RECORDED INFORMATION –
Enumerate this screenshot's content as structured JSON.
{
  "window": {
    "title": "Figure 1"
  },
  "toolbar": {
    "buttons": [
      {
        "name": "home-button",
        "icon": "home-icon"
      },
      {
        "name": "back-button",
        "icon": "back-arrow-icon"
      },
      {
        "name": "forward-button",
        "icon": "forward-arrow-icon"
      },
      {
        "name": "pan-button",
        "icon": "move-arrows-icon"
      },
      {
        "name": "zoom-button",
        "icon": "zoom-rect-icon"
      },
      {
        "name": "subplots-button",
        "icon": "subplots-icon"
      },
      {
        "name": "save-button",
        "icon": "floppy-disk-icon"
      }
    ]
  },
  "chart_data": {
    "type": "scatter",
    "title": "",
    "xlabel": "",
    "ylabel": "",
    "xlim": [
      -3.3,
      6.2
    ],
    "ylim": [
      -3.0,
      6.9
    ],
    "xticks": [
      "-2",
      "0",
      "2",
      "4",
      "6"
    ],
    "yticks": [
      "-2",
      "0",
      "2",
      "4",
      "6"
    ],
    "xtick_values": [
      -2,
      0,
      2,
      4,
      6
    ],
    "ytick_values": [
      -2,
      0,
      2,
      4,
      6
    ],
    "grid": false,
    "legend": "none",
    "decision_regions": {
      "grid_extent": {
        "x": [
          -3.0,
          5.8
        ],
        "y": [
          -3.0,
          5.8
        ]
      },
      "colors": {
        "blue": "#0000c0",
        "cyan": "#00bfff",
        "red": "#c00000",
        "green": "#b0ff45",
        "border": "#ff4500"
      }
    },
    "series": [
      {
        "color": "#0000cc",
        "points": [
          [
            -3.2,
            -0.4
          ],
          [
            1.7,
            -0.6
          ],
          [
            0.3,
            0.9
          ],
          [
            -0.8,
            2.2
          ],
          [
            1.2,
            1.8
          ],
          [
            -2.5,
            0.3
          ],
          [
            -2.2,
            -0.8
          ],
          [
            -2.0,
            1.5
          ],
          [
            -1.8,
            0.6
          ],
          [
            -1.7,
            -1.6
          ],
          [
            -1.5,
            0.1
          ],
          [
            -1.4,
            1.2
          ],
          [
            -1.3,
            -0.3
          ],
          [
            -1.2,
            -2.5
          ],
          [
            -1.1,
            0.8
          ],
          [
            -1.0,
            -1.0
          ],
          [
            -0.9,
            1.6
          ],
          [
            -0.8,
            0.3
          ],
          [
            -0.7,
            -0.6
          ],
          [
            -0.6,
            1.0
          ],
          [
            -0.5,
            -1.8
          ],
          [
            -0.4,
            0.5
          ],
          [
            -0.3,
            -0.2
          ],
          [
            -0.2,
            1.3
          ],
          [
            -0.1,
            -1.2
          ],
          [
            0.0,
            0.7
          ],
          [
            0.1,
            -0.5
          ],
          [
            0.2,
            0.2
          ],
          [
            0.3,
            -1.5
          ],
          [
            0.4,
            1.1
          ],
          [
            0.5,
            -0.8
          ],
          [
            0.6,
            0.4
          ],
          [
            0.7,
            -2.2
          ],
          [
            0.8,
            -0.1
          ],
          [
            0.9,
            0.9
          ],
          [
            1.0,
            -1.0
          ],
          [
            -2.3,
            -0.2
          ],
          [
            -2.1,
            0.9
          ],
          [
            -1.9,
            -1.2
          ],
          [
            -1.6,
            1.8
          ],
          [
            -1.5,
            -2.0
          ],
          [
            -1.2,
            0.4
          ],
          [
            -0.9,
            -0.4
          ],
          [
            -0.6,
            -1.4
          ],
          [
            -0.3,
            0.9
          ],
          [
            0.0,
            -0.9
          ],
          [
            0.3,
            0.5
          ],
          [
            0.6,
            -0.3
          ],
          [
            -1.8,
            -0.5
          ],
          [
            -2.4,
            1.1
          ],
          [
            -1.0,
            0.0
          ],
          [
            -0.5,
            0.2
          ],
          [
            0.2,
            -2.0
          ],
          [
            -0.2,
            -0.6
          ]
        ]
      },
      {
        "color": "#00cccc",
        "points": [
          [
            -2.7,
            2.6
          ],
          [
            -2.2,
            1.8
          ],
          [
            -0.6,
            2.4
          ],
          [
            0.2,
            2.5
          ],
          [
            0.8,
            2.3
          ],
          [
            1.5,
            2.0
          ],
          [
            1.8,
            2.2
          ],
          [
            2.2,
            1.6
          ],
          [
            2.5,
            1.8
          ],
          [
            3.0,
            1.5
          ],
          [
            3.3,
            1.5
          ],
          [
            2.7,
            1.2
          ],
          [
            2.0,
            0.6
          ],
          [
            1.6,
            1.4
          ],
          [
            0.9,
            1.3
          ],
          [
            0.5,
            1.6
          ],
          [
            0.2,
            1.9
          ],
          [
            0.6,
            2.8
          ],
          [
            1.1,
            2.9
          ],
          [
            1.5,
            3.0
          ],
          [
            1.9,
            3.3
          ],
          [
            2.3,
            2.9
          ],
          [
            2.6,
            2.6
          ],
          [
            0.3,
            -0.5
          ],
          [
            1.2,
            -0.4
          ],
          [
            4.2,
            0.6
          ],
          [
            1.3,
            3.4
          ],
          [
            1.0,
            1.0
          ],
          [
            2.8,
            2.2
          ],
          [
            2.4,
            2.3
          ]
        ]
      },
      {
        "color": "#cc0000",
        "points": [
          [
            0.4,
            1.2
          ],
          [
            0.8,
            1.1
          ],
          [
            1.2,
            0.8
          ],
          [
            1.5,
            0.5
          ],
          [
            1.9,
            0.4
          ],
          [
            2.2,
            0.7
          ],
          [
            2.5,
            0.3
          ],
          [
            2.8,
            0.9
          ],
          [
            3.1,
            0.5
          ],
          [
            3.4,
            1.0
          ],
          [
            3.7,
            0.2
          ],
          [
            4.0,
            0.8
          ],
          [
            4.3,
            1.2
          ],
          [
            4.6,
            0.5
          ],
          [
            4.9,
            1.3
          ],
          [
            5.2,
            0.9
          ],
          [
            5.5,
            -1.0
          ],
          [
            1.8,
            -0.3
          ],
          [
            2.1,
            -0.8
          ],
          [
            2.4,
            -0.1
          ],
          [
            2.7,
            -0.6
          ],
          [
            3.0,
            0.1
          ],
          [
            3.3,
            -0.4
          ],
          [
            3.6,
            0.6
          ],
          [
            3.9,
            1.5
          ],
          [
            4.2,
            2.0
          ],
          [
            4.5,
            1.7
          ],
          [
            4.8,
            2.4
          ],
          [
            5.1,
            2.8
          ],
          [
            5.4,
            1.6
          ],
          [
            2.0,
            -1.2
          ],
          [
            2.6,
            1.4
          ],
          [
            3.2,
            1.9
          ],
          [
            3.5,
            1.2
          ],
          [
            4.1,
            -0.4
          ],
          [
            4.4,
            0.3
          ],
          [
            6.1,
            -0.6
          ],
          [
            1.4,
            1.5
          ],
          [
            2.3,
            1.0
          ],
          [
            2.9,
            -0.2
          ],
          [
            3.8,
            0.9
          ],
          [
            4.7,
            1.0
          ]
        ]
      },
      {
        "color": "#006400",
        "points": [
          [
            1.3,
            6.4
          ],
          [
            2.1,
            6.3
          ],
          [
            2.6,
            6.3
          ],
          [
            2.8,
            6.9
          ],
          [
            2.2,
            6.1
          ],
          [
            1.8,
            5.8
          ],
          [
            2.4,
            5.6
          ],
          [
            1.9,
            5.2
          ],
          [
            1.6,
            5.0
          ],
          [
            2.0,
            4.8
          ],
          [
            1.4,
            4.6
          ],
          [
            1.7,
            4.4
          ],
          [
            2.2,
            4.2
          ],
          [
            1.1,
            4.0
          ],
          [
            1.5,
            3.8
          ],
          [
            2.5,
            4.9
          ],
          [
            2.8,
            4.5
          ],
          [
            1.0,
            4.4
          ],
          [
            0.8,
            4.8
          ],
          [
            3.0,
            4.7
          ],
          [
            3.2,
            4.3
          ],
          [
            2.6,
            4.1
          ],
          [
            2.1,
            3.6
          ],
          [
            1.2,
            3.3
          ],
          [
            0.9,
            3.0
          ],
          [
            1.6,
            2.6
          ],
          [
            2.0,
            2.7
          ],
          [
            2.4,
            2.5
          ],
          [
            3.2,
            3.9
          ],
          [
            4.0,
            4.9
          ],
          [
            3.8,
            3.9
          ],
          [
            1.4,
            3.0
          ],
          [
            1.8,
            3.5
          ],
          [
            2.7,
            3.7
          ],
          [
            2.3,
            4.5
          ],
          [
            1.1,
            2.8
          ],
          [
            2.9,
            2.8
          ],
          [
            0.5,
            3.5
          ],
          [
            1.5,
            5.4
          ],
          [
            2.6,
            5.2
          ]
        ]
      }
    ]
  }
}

WHAT TO PRODUCE – Identify which lines contain the word "back" and copy each one.

COMPLETE RESPONSE –
        "name": "back-button",
        "icon": "back-arrow-icon"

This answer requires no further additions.